EXERCISE AIM: Entries follow. Set all of them down as they stand.

┌─ GIVEN DATA

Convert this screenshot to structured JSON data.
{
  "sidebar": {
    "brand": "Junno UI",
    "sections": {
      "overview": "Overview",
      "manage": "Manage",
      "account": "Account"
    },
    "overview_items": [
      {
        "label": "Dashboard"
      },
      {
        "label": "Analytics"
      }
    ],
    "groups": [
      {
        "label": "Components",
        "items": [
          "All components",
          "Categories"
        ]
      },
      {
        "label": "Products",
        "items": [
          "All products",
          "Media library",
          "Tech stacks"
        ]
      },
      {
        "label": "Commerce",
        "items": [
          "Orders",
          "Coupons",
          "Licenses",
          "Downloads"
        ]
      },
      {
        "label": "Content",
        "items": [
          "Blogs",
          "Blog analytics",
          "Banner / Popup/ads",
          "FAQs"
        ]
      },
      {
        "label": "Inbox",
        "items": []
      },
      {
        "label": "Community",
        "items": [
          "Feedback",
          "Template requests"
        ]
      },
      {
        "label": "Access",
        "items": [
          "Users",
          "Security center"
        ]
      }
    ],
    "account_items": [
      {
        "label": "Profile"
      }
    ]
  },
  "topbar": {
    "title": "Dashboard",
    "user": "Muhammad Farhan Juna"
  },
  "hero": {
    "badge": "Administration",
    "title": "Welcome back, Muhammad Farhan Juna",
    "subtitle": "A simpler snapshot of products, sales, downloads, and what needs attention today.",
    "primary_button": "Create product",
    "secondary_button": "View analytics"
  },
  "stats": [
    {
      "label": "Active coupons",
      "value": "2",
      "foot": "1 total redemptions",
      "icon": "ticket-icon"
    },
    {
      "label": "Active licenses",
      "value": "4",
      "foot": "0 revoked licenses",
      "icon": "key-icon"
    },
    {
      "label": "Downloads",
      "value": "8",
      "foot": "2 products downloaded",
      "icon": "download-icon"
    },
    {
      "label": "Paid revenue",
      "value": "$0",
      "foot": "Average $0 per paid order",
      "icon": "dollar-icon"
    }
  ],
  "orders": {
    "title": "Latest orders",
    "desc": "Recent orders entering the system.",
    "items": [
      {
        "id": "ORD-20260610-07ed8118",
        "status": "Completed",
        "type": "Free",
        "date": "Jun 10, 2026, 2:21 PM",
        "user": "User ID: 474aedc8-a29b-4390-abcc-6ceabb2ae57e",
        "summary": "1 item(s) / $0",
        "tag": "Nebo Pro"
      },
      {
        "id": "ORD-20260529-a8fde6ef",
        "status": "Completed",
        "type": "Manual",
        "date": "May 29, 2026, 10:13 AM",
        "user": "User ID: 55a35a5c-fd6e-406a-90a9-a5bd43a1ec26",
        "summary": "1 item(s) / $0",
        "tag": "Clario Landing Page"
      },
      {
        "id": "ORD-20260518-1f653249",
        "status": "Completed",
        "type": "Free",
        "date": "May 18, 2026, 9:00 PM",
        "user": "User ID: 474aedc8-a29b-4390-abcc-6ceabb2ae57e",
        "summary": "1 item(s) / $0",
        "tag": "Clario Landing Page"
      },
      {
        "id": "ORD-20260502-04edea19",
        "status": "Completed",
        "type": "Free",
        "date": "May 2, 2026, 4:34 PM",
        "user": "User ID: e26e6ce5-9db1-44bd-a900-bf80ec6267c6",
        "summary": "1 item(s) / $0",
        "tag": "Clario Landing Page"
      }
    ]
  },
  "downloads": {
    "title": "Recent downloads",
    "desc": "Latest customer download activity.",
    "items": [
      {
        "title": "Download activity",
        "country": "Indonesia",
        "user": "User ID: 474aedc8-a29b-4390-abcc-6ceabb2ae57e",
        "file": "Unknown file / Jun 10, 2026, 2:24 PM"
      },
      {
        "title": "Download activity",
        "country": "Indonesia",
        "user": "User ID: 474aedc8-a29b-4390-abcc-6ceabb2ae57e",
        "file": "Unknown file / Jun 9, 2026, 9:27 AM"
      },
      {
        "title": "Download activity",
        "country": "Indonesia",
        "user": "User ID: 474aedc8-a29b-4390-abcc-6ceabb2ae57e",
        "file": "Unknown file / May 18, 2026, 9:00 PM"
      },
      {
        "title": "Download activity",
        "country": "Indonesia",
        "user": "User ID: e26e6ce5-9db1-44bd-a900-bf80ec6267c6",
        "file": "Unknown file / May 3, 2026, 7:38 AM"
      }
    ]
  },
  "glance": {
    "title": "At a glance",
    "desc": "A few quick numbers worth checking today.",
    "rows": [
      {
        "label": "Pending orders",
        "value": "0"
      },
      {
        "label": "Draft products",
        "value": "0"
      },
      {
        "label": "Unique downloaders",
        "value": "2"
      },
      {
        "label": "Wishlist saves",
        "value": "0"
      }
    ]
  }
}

└─

SOLUTION FOR THIS TASK:
Convert this screenshot to structured JSON data.
{
  "sidebar": {
    "brand": "Junno UI",
    "sections": {
      "overview": "Overview",
      "manage": "Manage",
      "account": "Account"
    },
    "overview_items": [
      {
        "label": "Dashboard"
      },
      {
        "label": "Analytics"
      }
    ],
    "groups": [
      {
        "label": "Components",
        "items": [
          "All components",
          "Categories"
        ]
      },
      {
        "label": "Products",
        "items": [
          "All products",
          "Media library",
          "Tech stacks"
        ]
      },
      {
        "label": "Commerce",
        "items": [
          "Orders",
          "Coupons",
          "Licenses",
          "Downloads"
        ]
      },
      {
        "label": "Content",
        "items": [
          "Blogs",
          "Blog analytics",
          "Banner / Popup/ads",
          "FAQs"
        ]
      },
      {
        "label": "Inbox",
        "items": []
      },
      {
        "label": "Community",
        "items": [
          "Feedback",
          "Template requests"
        ]
      },
      {
        "label": "Access",
        "items": [
          "Users",
          "Security center"
        ]
      }
    ],
    "account_items": [
      {
        "label": "Profile"
      }
    ]
  },
  "topbar": {
    "title": "Dashboard",
    "user": "Muhammad Farhan Juna"
  },
  "hero": {
    "badge": "Administration",
    "title": "Welcome back, Muhammad Farhan Juna",
    "subtitle": "A simpler snapshot of products, sales, downloads, and what needs attention today.",
    "primary_button": "Create product",
    "secondary_button": "View analytics"
  },
  "stats": [
    {
      "label": "Active coupons",
      "value": "2",
      "foot": "1 total redemptions",
      "icon": "ticket-icon"
    },
    {
      "label": "Active licenses",
      "value": "4",
      "foot": "0 revoked licenses",
      "icon": "key-icon"
    },
    {
      "label": "Downloads",
      "value": "8",
      "foot": "2 products downloaded",
      "icon": "download-icon"
    },
    {
      "label": "Paid revenue",
      "value": "$0",
      "foot": "Average $0 per paid order",
      "icon": "dollar-icon"
    }
  ],
  "orders": {
    "title": "Latest orders",
    "desc": "Recent orders entering the system.",
    "items": [
      {
        "id": "ORD-20260610-07ed8118",
        "status": "Completed",
        "type": "Free",
        "date": "Jun 10, 2026, 2:21 PM",
        "user": "User ID: 474aedc8-a29b-4390-abcc-6ceabb2ae57e",
        "summary": "1 item(s) / $0",
        "tag": "Nebo Pro"
      },
      {
        "id": "ORD-20260529-a8fde6ef",
        "status": "Completed",
        "type": "Manual",
        "date": "May 29, 2026, 10:13 AM",
        "user": "User ID: 55a35a5c-fd6e-406a-90a9-a5bd43a1ec26",
        "summary": "1 item(s) / $0",
        "tag": "Clario Landing Page"
      },
      {
        "id": "ORD-20260518-1f653249",
        "status": "Completed",
        "type": "Free",
        "date": "May 18, 2026, 9:00 PM",
        "user": "User ID: 474aedc8-a29b-4390-abcc-6ceabb2ae57e",
        "summary": "1 item(s) / $0",
        "tag": "Clario Landing Page"
      },
      {
        "id": "ORD-20260502-04edea19",
        "status": "Completed",
        "type": "Free",
        "date": "May 2, 2026, 4:34 PM",
        "user": "User ID: e26e6ce5-9db1-44bd-a900-bf80ec6267c6",
        "summary": "1 item(s) / $0",
        "tag": "Clario Landing Page"
      }
    ]
  },
  "downloads": {
    "title": "Recent downloads",
    "desc": "Latest customer download activity.",
    "items": [
      {
        "title": "Download activity",
        "country": "Indonesia",
        "user": "User ID: 474aedc8-a29b-4390-abcc-6ceabb2ae57e",
        "file": "Unknown file / Jun 10, 2026, 2:24 PM"
      },
      {
        "title": "Download activity",
        "country": "Indonesia",
        "user": "User ID: 474aedc8-a29b-4390-abcc-6ceabb2ae57e",
        "file": "Unknown file / Jun 9, 2026, 9:27 AM"
      },
      {
        "title": "Download activity",
        "country": "Indonesia",
        "user": "User ID: 474aedc8-a29b-4390-abcc-6ceabb2ae57e",
        "file": "Unknown file / May 18, 2026, 9:00 PM"
      },
      {
        "title": "Download activity",
        "country": "Indonesia",
        "user": "User ID: e26e6ce5-9db1-44bd-a900-bf80ec6267c6",
        "file": "Unknown file / May 3, 2026, 7:38 AM"
      }
    ]
  },
  "glance": {
    "title": "At a glance",
    "desc": "A few quick numbers worth checking today.",
    "rows": [
      {
        "label": "Pending orders",
        "value": "0"
      },
      {
        "label": "Draft products",
        "value": "0"
      },
      {
        "label": "Unique downloaders",
        "value": "2"
      },
      {
        "label": "Wishlist saves",
        "value": "0"
      }
    ]
  }
}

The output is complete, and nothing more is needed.